# List of tasks
• a. Reproduce the portion of the forum post on Olcott's testimony about the masters between "It has puzzled" and "on this forum.", inclusive.
• b. In the forum post on Olcott's testimony about the masters, which writing by Olcott does Brigitte Mühlegger say reveals what he was capable of believing?
• c. Extend the forum post on Olcott's testimony about the masters past its final sentence.

# Supplied text
>>>

Feb 07, 2002 09:23 PM
by danielhcaldwell


Dear Steve,

Thanks for your comments at:

http://groups.yahoo.com/group/theos-talk/message/5195

Steve, I think you have hit the nail right on the head when you write:

". . . the only proof we can have of the masters' historical 
existence is testimony from a qualified witness, and we have that 
from Olcott. . . .Olcott's testimony is sufficient in my judgement to
establish their corporeal existence as legal persons. . . . . I 
cannot agree with anyone that they were fictions, fantasies, imagined 
beings, trance personalities, or any such thing as that unless the
Olcott evidence can be satisfactorily disposed of. I raised that 
question some time ago, and no one has ever addressed it, so for that 
reason I remain stubbornly convinced that the mahatmas were real men
as they were claimed to be."

It has puzzled me to no small degree why this very issue has not been 
directly and straightforwardly addressed by some of the participants 
on this forum.

It is true that Brigitte Mühlegger has written one or two
suggestive remarks on this subject. For example, at one point she 
wrote:

" . . . I didn't want to take Olcott's letter [ See Case B at:
http://blavatskyarchives.com/ol9ac.htm#B ] to a prospective convert 
on face value."

"Who could [take this Case B on face value], after reading [Olcott's]
'People of the other world' and finding out what this man was all 
capable of believing."

"And unfortunately for Olcott Blavatsky didn't either, she clearly 
wrote about Olcott's Master fantasies to Hartmann: 'Where you speek 
of the army of deluded-and the imaginary Mahatmas of Olcott-you are 
absolutly and sadly right. Have I not strugled and fought against 
Olcott's ardent and gushing imagination, and tried to stop him every 
day of my life?' (Blavatsky,"The Path" March 1896,p.368)"

<<<

# Supplied records
>>>

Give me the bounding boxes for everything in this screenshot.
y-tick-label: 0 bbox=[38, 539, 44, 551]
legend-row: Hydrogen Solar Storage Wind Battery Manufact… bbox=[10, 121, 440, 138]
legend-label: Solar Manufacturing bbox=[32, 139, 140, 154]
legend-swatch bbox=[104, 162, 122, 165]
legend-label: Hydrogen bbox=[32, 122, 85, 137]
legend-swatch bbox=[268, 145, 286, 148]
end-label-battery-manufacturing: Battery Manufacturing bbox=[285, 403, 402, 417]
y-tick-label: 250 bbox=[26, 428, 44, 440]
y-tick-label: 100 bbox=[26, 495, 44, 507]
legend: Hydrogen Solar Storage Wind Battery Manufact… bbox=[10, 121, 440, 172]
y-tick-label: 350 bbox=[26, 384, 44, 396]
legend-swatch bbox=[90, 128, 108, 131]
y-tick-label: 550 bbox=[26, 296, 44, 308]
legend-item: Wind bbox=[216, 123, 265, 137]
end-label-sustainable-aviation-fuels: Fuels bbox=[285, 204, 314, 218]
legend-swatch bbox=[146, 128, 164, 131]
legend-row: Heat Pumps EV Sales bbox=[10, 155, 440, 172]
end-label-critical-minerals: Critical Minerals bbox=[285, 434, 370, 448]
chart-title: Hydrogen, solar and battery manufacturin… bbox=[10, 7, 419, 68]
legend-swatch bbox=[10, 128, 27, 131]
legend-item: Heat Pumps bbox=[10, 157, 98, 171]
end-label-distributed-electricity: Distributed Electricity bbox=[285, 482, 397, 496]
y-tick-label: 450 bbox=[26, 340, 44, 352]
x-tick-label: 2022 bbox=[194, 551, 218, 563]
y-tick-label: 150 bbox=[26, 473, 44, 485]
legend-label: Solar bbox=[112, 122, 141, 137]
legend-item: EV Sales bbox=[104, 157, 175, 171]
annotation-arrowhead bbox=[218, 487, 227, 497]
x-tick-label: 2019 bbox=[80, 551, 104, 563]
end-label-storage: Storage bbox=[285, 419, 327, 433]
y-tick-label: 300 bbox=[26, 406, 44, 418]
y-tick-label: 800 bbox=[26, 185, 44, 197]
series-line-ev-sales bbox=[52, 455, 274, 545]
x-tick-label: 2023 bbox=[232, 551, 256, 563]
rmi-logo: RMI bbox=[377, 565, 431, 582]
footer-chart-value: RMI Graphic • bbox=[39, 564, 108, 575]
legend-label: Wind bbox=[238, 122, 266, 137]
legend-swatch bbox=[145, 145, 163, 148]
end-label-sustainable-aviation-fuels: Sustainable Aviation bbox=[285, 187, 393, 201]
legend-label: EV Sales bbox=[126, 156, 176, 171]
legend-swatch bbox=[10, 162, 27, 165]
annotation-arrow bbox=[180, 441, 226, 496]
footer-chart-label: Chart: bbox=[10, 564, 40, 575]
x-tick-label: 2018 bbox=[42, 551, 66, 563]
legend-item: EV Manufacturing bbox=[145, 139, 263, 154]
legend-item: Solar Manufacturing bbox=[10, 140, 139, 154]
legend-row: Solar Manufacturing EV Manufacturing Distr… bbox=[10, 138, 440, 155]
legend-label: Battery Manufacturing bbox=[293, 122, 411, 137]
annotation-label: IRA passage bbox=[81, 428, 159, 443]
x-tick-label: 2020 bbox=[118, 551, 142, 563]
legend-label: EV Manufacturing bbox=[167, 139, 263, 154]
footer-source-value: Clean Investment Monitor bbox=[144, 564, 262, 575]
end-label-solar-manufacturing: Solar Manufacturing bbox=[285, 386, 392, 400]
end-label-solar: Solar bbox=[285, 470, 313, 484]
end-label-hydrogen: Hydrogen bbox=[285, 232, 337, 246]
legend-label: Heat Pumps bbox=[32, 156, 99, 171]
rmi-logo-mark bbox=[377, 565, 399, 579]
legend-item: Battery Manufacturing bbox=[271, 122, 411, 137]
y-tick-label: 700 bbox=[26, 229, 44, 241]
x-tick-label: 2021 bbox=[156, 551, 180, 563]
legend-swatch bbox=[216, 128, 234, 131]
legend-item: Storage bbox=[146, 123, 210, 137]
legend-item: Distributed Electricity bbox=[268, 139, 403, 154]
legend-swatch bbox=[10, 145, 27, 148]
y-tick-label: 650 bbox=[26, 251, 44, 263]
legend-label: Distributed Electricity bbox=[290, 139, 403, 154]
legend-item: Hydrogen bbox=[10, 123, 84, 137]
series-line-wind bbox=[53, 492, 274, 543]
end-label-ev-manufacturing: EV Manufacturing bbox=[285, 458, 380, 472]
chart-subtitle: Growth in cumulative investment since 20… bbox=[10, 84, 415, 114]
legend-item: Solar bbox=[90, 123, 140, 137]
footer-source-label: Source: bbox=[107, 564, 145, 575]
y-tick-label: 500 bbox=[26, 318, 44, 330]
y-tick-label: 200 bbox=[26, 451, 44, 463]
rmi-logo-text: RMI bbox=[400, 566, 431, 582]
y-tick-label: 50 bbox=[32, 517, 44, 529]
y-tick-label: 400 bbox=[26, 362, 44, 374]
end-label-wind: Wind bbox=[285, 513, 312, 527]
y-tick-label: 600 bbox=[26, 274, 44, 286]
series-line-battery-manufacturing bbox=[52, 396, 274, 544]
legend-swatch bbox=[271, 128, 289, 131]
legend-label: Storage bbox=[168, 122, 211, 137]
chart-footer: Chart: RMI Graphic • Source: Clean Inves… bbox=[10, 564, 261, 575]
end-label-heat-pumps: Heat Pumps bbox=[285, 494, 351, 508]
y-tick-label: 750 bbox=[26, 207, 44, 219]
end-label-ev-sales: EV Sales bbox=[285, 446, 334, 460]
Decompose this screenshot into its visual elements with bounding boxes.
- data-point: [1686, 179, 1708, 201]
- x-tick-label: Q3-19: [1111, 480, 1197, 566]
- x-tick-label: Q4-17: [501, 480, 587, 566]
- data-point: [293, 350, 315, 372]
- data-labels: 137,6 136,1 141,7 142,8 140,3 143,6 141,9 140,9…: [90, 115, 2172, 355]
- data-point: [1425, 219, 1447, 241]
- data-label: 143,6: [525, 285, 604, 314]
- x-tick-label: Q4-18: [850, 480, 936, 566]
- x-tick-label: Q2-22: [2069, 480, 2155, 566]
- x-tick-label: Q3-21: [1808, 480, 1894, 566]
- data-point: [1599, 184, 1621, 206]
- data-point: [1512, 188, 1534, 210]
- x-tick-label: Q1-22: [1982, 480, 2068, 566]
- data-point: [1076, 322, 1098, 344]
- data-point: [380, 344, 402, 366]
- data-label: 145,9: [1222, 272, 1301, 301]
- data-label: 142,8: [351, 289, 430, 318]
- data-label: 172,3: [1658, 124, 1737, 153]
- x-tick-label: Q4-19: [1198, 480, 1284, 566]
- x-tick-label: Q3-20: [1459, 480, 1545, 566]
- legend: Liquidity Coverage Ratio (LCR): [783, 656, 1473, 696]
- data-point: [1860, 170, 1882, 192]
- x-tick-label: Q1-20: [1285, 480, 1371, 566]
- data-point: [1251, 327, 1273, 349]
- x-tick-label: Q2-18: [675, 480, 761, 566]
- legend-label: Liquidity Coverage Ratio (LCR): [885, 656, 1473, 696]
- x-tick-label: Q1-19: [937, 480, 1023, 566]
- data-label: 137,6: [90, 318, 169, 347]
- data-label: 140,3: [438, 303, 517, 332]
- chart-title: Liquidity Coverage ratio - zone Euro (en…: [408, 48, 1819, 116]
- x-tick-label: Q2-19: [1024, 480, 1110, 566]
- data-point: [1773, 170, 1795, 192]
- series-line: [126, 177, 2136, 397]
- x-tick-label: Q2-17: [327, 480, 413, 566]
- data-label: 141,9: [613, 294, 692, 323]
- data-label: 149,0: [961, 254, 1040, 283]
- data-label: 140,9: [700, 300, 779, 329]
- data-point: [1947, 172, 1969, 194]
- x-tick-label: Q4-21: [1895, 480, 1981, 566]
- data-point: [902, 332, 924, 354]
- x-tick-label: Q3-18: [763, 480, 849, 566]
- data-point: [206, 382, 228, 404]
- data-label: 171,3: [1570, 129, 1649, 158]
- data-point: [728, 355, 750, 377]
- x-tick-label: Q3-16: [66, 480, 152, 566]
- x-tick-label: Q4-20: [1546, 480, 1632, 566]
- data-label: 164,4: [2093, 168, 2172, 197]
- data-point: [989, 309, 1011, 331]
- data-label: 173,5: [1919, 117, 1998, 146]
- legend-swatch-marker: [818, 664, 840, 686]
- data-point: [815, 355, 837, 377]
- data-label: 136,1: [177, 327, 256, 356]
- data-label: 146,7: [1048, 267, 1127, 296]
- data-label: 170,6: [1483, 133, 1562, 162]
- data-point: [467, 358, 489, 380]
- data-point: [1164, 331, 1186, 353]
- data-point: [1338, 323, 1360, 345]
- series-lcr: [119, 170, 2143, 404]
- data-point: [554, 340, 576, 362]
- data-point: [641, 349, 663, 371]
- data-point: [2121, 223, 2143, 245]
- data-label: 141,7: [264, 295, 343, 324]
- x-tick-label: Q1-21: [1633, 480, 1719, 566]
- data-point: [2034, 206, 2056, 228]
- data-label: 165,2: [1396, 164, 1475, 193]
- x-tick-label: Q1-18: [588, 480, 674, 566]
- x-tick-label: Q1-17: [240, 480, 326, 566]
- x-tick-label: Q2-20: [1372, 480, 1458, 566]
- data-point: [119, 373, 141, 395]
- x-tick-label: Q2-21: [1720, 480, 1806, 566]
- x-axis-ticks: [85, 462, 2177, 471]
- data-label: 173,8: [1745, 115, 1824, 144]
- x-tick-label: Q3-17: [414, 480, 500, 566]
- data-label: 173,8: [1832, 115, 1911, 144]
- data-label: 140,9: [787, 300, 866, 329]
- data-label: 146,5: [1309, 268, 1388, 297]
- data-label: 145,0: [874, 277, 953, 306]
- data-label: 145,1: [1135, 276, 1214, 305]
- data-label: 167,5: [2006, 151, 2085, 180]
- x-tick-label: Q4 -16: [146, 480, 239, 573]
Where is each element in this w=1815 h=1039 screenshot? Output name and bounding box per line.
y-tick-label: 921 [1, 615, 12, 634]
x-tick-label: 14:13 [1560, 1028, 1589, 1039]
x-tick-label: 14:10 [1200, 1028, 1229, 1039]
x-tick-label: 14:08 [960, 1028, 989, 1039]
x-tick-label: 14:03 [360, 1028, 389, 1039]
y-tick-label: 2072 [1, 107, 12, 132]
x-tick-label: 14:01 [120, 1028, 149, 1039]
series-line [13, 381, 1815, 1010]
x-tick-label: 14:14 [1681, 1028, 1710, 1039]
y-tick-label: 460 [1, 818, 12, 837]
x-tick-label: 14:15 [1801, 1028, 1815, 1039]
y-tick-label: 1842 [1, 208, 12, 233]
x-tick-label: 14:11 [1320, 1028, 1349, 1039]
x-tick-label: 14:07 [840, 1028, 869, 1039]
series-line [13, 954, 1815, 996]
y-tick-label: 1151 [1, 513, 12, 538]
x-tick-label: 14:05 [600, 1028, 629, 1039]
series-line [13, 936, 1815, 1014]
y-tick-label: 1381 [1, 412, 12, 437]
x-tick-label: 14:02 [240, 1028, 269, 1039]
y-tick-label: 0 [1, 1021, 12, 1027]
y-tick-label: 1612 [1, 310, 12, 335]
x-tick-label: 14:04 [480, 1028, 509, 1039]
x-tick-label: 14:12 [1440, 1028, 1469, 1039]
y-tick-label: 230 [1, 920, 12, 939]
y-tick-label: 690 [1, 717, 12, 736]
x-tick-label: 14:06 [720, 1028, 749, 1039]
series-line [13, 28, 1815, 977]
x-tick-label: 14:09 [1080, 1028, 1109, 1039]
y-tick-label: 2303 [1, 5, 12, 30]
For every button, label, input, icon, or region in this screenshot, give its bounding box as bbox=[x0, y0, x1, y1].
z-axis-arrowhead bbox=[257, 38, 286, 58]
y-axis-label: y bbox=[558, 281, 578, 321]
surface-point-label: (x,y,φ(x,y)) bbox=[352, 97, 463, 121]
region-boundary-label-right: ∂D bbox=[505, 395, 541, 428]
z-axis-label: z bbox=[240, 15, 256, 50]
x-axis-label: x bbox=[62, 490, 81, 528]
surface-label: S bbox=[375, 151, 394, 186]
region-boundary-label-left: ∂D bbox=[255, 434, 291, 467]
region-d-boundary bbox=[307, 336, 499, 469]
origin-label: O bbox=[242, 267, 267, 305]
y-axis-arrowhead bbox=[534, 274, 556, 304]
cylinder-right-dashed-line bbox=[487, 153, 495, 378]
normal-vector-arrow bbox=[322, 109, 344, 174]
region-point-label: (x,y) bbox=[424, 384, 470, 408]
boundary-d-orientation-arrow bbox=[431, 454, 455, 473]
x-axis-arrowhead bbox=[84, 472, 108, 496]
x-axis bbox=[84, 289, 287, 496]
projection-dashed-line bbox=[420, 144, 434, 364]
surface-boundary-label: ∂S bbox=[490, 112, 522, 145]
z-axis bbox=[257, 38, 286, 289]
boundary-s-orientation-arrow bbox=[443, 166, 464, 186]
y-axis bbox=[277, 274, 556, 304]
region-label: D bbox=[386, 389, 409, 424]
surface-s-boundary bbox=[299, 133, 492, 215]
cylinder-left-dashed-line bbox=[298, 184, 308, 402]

<<<

# Responses
• a.
It has puzzled me to no small degree why this very issue has not been 
directly and straightforwardly addressed by some of the participants 
on this forum.

• b. 'People of the other world'

• c.
Notice Mühlegger's reference to "Olcott's Master fantasies".

I assume that Brigitte Mühlegger would apply this line of argument
to most if not all of Olcott's testimony given at:

http://blavatskyarchives.com/ol9ac.htm

Am I wrong in making this assumption?

Furthermore, one can only speculate on what Mühlegger is actually 
suggesting when she writes:

". . . the herb stories . . . are most likely true . . . and probably 
the source (that is 'interpretation') of many a 'Master'story."

Is she suggesting that some of Olcott's "Master stories" are 
only "fantasies" and that the "Masters" Olcott claimed to have met 
are only "imagined beings"? 

Maybe one of these days Mühlegger will share with us her 
detailed "thinking and reasoning" about all of this. Maybe she 
actually has some good points but unfortunately she seems quite 
reticent to give her exact opinion and offer details and specifics.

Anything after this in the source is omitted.